Items from a data source
· · · ·
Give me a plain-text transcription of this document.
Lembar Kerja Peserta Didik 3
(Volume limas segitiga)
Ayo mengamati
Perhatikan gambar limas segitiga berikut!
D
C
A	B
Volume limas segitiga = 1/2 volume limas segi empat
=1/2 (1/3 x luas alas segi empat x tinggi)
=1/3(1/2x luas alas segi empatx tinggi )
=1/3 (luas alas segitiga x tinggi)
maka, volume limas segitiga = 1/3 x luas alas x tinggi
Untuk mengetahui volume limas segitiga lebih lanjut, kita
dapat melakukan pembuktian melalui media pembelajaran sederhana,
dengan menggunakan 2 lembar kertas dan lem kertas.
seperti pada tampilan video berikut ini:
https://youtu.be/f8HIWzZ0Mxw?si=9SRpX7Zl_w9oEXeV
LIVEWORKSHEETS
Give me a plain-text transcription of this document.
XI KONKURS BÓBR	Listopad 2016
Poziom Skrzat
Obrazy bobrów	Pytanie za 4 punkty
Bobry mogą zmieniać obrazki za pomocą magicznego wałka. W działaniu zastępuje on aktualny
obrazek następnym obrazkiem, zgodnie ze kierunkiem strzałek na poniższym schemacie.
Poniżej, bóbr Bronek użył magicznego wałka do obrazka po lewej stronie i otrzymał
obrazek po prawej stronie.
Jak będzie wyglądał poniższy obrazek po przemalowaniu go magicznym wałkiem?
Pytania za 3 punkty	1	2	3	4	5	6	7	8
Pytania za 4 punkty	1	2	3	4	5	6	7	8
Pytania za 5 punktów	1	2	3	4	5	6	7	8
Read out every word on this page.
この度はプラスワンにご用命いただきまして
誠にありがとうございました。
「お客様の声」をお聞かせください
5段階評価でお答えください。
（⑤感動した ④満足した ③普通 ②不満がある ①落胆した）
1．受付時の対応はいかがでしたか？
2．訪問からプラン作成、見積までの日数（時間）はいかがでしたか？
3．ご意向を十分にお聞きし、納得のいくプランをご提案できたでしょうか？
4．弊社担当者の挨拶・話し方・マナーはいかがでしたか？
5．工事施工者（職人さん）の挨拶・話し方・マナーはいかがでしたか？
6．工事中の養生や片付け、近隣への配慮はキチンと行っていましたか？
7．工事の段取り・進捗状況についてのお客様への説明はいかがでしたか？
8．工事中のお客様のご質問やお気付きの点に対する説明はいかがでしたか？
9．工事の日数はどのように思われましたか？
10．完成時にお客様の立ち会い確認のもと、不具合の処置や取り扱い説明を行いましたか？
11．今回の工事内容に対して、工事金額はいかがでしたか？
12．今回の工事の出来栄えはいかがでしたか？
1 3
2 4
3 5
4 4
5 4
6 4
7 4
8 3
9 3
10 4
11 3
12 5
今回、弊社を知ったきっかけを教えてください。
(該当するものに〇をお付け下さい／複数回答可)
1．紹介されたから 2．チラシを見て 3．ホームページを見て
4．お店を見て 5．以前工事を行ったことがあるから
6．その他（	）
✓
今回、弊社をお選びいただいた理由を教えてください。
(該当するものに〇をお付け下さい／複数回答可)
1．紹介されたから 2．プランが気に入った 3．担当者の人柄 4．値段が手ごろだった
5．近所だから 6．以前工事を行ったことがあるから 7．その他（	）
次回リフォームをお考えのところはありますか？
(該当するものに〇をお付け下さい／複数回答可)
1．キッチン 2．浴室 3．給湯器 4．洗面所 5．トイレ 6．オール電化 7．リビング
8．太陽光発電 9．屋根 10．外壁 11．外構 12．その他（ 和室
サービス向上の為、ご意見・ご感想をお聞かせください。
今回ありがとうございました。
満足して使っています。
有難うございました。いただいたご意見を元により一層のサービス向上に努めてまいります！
· · · ·
### Exercise objective
In the entries above, find lines with "紹介されたから" and copy each.

### Answer to the task
1．紹介されたから 2．チラシを見て 3．ホームページを見て
1．紹介されたから 2．プランが気に入った 3．担当者の人柄 4．値段が手ごろだった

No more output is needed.